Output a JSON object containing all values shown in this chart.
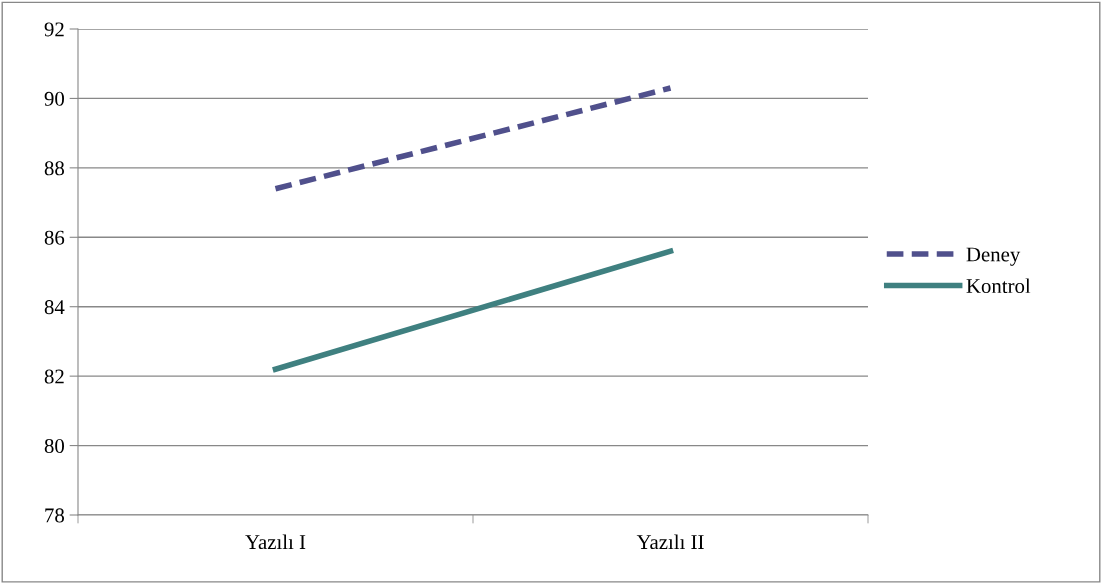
{
  "chart_data": {
    "type": "line",
    "categories": [
      "Yazılı I",
      "Yazılı II"
    ],
    "series": [
      {
        "name": "Deney",
        "color": "#50508c",
        "values": [
          87.4,
          90.3
        ],
        "line_style": "dashed"
      },
      {
        "name": "Kontrol",
        "color": "#3f8080",
        "values": [
          82.2,
          85.6
        ],
        "line_style": "solid"
      }
    ],
    "ylim": [
      78,
      92
    ],
    "yticks": [
      78,
      80,
      82,
      84,
      86,
      88,
      90,
      92
    ],
    "grid": "y",
    "legend": "right",
    "marker": "none"
  }
}
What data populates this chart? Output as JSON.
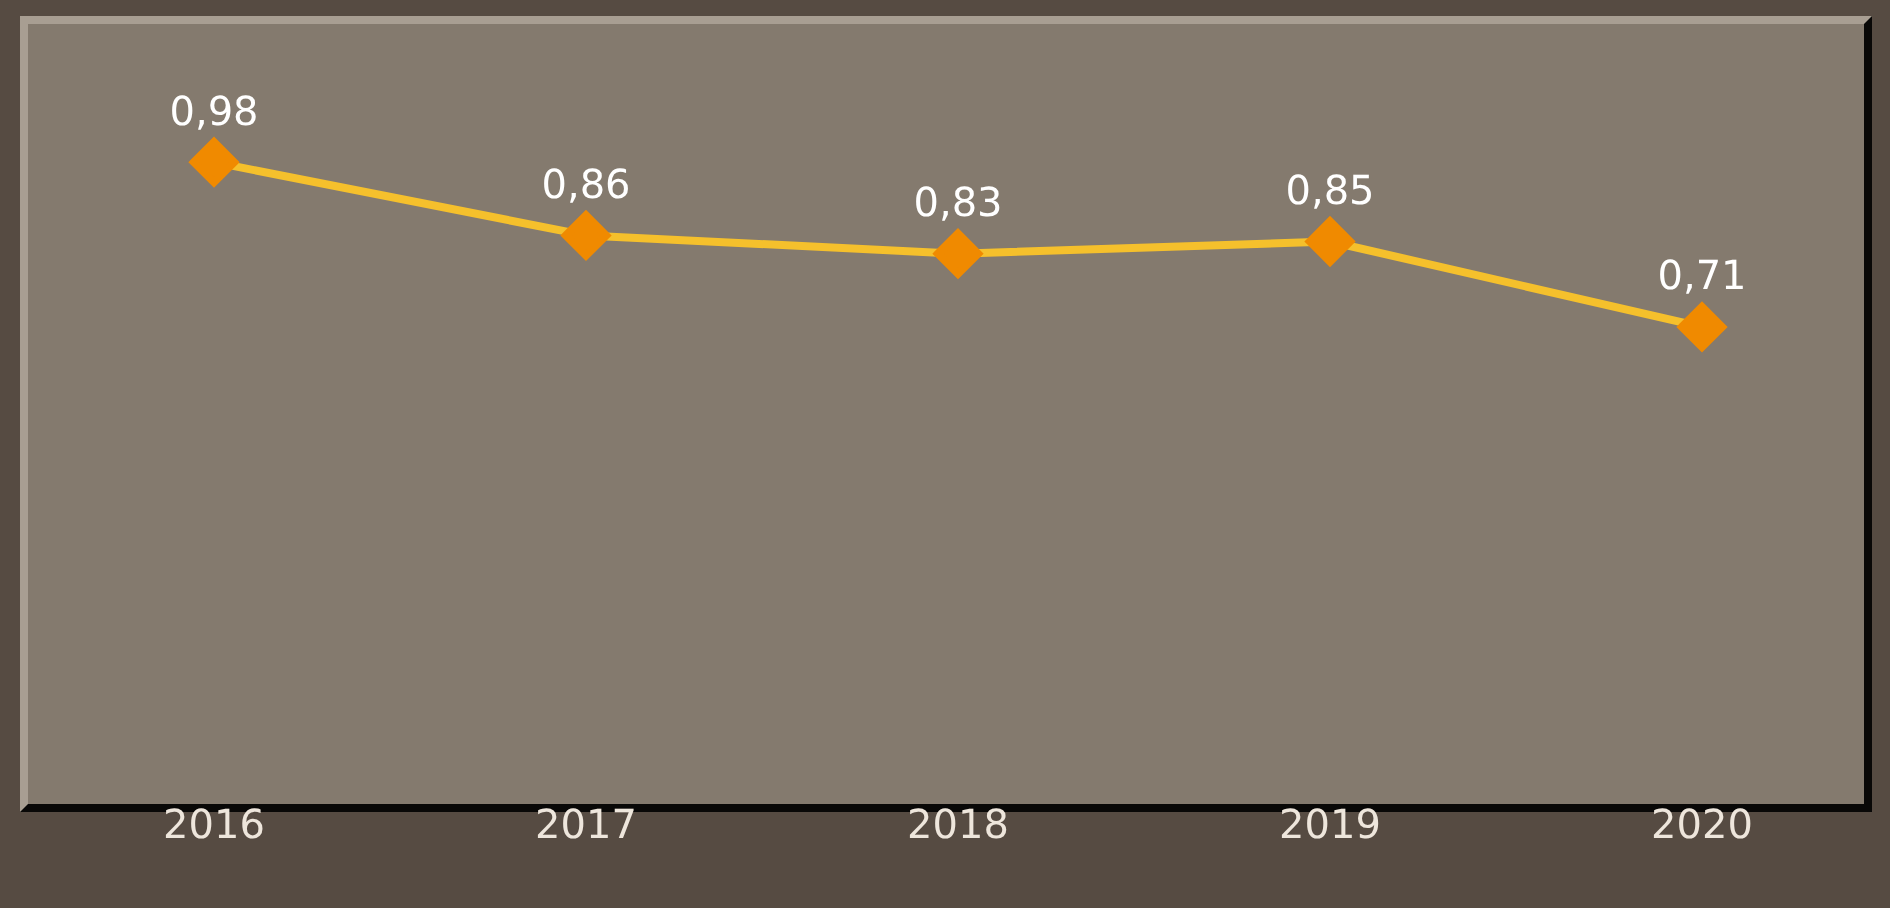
{
  "chart_data": {
    "type": "line",
    "categories": [
      "2016",
      "2017",
      "2018",
      "2019",
      "2020"
    ],
    "series": [
      {
        "color": "#f5c02c",
        "colors": [
          "#f08a00",
          "#f08a00",
          "#f08a00",
          "#f08a00",
          "#f08a00"
        ],
        "values": [
          0.98,
          0.86,
          0.83,
          0.85,
          0.71
        ],
        "value_labels": [
          "0,98",
          "0,86",
          "0,83",
          "0,85",
          "0,71"
        ]
      }
    ],
    "marker": "diamond",
    "grid": false,
    "legend": false,
    "tick_labels": "x"
  }
}
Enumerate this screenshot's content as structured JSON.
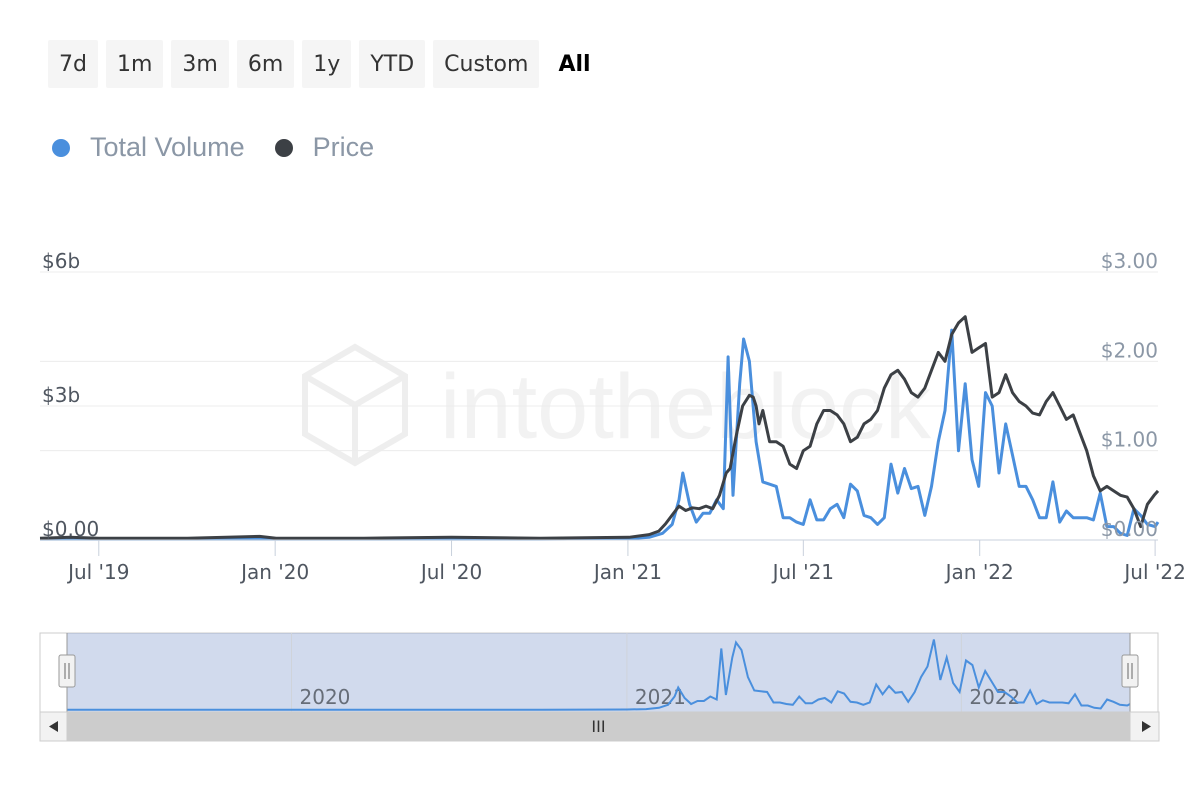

━━━

EXERCISE TASK: Exclude every picture and copy the remaining data exactly.

THE COMPLETED TASK:
Output a JSON object containing all values shown in this chart.
{
  "chart_data": {
    "type": "line",
    "categories": [
      "Yazılı I",
      "Yazılı II"
    ],
    "series": [
      {
        "name": "Deney",
        "color": "#50508c",
        "values": [
          87.4,
          90.3
        ],
        "line_style": "dashed"
      },
      {
        "name": "Kontrol",
        "color": "#3f8080",
        "values": [
          82.2,
          85.6
        ],
        "line_style": "solid"
      }
    ],
    "ylim": [
      78,
      92
    ],
    "yticks": [
      78,
      80,
      82,
      84,
      86,
      88,
      90,
      92
    ],
    "grid": "y",
    "legend": "right",
    "marker": "none"
  }
}
What data populates this chart? Output as JSON.
{
  "chart_data": {
    "type": "line",
    "categories": [
      "2016",
      "2017",
      "2018",
      "2019",
      "2020"
    ],
    "series": [
      {
        "color": "#f5c02c",
        "colors": [
          "#f08a00",
          "#f08a00",
          "#f08a00",
          "#f08a00",
          "#f08a00"
        ],
        "values": [
          0.98,
          0.86,
          0.83,
          0.85,
          0.71
        ],
        "value_labels": [
          "0,98",
          "0,86",
          "0,83",
          "0,85",
          "0,71"
        ]
      }
    ],
    "marker": "diamond",
    "grid": false,
    "legend": false,
    "tick_labels": "x"
  }
}
Enumerate this screenshot's content as structured JSON.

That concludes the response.